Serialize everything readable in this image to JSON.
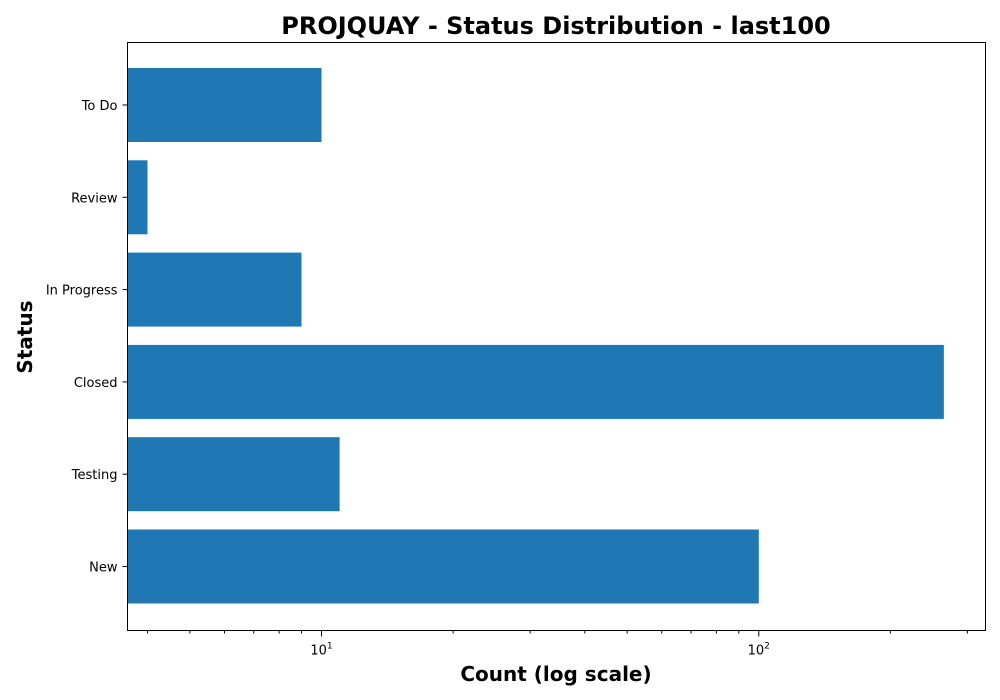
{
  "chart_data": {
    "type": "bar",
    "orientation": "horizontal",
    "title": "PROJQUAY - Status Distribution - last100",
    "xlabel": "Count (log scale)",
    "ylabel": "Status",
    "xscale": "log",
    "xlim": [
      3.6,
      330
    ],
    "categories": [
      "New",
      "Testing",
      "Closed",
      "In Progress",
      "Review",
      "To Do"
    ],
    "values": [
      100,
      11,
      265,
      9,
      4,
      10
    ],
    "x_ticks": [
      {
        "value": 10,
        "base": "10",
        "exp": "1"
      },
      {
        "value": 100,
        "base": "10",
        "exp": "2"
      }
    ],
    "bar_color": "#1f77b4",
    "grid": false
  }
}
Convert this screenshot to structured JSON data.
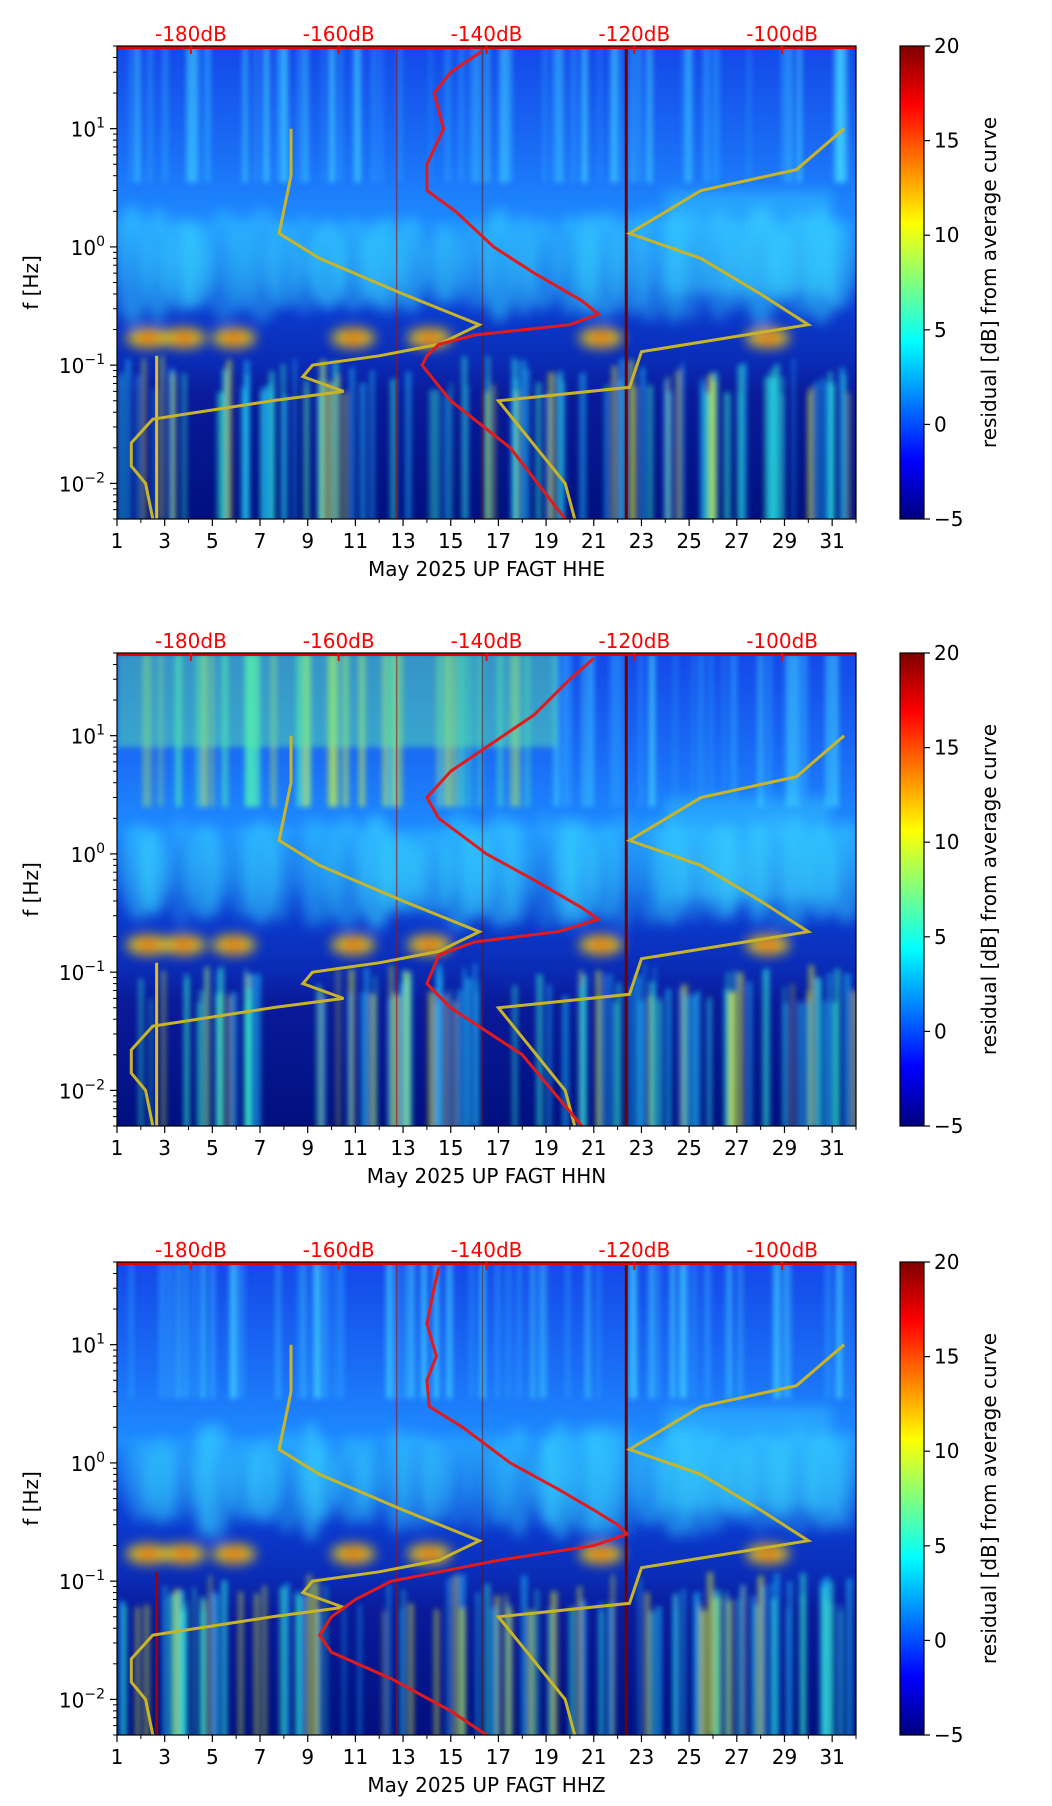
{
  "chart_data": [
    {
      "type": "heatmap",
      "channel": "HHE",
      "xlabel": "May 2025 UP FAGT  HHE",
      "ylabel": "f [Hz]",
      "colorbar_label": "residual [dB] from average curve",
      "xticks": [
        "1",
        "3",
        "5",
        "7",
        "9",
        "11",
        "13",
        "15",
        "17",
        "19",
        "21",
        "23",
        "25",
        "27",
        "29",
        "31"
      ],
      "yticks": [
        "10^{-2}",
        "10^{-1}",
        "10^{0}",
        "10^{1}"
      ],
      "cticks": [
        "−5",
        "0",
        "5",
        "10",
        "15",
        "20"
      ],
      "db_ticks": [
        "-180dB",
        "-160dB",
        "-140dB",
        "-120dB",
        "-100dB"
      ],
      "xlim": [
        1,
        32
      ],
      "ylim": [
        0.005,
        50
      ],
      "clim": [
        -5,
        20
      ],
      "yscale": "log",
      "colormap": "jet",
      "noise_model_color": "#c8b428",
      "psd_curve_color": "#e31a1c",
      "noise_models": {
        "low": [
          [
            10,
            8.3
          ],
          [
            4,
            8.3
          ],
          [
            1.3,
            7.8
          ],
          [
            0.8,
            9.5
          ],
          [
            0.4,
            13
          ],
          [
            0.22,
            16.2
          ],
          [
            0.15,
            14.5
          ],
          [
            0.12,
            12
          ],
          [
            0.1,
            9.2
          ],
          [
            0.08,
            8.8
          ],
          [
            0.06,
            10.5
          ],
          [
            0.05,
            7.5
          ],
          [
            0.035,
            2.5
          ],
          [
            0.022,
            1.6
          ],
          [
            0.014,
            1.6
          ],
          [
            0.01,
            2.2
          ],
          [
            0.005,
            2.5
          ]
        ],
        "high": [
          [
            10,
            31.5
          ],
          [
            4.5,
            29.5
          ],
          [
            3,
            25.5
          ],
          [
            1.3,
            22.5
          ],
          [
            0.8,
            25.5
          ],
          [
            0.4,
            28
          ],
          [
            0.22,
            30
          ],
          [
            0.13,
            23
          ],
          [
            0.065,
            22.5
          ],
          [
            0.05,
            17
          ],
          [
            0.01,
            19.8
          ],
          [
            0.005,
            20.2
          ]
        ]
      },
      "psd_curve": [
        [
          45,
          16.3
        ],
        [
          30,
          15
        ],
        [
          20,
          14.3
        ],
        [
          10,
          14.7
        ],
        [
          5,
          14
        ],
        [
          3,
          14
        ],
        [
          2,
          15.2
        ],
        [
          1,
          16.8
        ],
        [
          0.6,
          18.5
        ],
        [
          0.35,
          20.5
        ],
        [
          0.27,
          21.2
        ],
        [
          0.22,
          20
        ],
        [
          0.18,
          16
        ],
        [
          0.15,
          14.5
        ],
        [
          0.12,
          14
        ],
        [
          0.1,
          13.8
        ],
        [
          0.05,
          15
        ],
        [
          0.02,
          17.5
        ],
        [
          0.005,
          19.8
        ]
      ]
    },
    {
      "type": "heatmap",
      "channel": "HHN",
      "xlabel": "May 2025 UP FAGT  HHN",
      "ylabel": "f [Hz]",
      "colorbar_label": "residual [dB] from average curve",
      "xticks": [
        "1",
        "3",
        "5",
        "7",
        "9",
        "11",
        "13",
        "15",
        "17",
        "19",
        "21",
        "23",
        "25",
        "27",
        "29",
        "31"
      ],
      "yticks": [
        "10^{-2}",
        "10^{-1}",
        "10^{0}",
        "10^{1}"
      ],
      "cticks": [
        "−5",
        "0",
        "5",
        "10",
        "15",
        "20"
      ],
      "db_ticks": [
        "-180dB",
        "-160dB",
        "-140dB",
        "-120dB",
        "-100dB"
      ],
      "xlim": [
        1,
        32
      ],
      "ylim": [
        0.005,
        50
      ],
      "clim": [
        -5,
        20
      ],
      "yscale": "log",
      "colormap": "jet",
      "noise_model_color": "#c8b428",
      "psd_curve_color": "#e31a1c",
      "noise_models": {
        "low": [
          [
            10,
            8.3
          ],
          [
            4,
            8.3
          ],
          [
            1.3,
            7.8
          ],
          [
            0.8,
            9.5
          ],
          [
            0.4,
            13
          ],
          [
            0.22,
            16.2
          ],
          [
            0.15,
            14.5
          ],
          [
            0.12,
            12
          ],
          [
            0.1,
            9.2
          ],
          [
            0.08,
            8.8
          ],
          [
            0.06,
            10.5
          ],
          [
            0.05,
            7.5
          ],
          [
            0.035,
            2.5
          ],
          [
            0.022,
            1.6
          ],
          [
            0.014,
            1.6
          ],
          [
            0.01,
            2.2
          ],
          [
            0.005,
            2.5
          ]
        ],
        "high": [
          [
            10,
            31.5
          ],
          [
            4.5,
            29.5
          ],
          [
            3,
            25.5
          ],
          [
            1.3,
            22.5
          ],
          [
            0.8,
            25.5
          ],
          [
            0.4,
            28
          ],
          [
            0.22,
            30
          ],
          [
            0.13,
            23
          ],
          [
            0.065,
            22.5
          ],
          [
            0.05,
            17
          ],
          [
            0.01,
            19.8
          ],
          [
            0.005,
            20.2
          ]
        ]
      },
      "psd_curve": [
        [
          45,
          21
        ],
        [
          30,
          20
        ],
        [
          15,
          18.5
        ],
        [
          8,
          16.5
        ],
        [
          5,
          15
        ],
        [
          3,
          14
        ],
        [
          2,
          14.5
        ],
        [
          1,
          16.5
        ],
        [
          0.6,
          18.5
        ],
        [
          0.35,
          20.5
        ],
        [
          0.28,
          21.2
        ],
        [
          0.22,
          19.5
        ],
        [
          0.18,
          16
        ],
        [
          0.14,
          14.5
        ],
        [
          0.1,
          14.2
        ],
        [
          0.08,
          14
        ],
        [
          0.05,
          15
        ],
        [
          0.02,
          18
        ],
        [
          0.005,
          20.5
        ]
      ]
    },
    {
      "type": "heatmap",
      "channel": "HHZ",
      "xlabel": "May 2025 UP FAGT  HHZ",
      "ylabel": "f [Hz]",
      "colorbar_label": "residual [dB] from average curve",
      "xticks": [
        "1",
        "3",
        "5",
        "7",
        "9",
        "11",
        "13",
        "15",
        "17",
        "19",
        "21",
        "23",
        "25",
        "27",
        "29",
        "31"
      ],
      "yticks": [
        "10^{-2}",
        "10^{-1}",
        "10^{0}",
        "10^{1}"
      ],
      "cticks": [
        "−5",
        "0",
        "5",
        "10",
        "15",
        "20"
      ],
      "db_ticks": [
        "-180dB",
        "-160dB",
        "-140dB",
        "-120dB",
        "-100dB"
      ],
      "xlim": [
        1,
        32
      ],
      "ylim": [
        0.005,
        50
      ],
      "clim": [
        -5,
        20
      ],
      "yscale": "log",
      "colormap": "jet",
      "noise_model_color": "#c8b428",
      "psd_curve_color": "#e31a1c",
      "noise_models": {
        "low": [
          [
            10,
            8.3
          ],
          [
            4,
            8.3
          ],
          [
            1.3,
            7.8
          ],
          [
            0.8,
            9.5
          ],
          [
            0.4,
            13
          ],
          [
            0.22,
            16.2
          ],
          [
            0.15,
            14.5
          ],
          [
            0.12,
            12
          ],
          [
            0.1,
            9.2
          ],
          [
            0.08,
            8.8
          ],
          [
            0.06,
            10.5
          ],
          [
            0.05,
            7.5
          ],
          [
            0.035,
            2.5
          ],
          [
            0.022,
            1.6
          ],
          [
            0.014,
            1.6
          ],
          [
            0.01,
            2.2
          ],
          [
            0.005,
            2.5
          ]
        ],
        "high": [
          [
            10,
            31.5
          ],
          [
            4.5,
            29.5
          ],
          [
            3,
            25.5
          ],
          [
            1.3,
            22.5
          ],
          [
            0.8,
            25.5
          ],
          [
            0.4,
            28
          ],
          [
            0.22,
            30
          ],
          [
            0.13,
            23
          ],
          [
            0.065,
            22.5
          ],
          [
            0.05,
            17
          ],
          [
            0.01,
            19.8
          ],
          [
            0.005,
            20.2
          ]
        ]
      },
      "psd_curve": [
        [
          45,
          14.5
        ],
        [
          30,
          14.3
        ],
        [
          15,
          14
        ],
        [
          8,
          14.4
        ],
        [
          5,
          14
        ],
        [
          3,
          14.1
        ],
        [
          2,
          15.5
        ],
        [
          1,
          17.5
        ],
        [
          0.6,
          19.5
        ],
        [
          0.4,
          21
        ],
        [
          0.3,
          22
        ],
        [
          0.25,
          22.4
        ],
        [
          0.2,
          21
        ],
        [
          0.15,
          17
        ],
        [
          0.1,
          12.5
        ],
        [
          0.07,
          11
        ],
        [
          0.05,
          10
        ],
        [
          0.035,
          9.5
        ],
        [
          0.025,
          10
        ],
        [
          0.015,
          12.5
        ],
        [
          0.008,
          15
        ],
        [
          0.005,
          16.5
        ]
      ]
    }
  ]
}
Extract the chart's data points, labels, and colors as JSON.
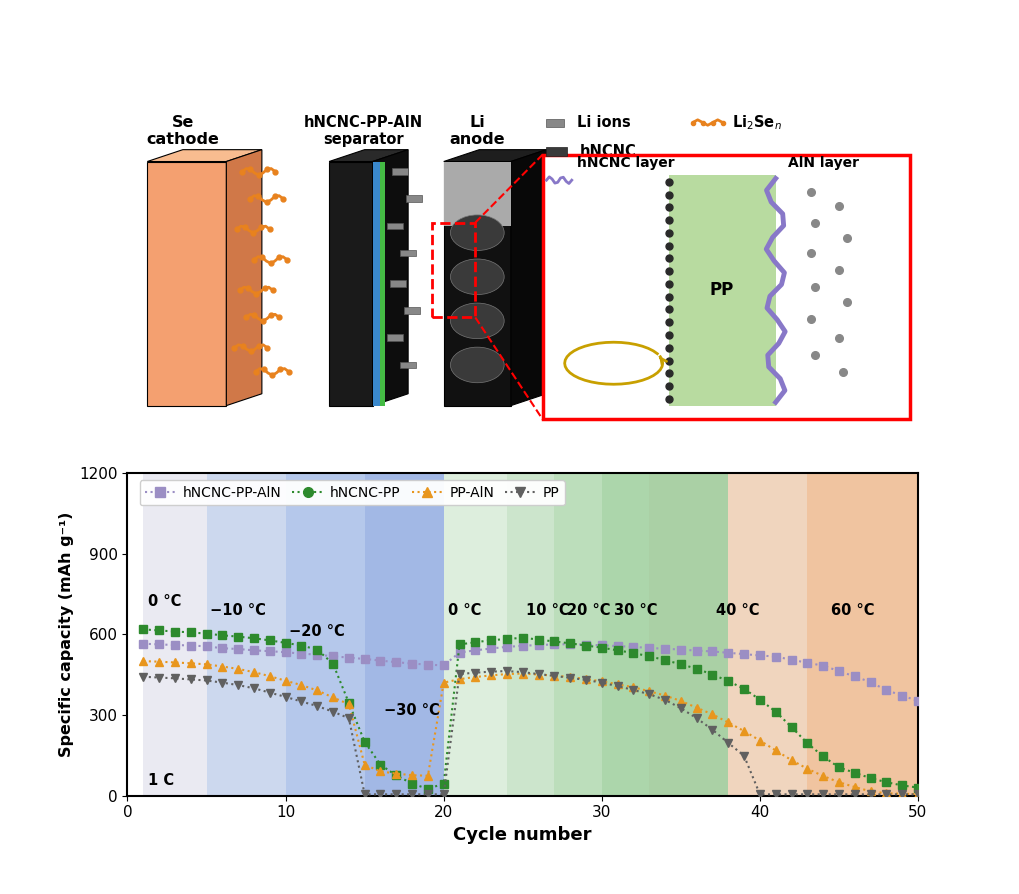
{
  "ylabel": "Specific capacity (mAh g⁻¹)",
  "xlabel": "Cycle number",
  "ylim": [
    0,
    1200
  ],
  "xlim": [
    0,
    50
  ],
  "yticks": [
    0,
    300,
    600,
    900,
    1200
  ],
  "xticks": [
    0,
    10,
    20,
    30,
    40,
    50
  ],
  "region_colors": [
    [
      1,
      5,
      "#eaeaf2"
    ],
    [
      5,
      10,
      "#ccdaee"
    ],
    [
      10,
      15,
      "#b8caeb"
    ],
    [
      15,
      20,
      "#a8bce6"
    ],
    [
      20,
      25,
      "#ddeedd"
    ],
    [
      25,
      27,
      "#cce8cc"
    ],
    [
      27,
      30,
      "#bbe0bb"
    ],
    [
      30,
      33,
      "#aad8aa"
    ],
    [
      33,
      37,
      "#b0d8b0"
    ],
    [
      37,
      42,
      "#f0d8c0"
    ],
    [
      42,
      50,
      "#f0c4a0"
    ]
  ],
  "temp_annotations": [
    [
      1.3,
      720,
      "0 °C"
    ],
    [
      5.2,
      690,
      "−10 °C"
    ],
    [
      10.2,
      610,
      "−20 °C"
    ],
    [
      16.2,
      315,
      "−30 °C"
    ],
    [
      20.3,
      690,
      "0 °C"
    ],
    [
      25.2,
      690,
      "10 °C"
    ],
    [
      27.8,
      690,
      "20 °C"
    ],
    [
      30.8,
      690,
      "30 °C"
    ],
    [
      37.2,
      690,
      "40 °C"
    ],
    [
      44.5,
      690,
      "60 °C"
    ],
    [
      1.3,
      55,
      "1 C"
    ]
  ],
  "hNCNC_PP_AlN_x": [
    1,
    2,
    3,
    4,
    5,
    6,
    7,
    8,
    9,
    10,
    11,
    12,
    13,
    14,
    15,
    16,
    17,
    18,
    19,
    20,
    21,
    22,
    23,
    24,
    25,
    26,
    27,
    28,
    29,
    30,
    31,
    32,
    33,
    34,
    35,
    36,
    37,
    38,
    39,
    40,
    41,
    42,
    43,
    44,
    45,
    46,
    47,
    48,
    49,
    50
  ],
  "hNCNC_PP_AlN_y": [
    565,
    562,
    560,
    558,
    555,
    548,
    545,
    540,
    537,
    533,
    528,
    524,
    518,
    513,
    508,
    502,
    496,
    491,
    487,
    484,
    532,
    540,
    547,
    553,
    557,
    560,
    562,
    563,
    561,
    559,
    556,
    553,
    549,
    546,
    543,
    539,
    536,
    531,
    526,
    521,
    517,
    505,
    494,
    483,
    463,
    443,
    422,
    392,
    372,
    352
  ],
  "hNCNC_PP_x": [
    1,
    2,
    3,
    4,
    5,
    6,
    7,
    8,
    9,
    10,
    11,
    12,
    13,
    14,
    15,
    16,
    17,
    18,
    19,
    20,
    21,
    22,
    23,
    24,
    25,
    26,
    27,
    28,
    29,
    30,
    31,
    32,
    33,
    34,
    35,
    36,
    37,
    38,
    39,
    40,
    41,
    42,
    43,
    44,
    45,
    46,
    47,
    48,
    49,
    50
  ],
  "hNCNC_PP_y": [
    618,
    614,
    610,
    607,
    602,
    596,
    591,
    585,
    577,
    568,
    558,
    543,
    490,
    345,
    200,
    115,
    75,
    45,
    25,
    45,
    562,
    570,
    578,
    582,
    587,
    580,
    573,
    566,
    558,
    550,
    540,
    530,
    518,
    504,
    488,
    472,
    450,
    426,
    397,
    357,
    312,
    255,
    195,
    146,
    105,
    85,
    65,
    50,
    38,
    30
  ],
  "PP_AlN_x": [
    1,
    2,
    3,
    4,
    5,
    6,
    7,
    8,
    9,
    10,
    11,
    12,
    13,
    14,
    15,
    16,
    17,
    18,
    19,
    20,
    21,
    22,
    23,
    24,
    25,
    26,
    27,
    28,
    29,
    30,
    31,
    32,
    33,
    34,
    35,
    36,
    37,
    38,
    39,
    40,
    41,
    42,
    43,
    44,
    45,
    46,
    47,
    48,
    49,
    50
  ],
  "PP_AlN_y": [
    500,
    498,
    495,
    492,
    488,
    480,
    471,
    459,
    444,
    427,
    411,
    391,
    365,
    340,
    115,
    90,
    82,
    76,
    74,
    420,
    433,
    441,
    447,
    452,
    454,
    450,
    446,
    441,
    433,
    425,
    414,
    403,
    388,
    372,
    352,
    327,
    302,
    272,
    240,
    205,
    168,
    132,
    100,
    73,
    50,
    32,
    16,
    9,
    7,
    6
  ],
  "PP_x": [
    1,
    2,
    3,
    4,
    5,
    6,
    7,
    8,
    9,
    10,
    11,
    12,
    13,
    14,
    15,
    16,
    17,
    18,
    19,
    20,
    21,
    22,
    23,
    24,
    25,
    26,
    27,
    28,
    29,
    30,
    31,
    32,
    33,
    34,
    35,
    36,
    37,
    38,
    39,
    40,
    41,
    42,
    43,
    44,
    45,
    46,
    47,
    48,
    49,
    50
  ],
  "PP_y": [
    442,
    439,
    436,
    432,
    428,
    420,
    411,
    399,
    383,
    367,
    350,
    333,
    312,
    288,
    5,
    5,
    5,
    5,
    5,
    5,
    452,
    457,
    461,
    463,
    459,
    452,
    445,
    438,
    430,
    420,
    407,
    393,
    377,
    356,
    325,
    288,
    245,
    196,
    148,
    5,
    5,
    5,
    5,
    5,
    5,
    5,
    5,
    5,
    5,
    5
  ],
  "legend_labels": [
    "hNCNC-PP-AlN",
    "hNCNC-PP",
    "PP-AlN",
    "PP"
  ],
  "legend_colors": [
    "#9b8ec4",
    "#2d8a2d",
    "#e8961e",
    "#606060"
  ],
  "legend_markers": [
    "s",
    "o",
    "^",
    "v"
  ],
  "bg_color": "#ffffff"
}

§ **EXERCISE DETAILS**: State how many lines include the string "this", and nothing more.

§ **OUTPUT OF THE EXERCISE**: 2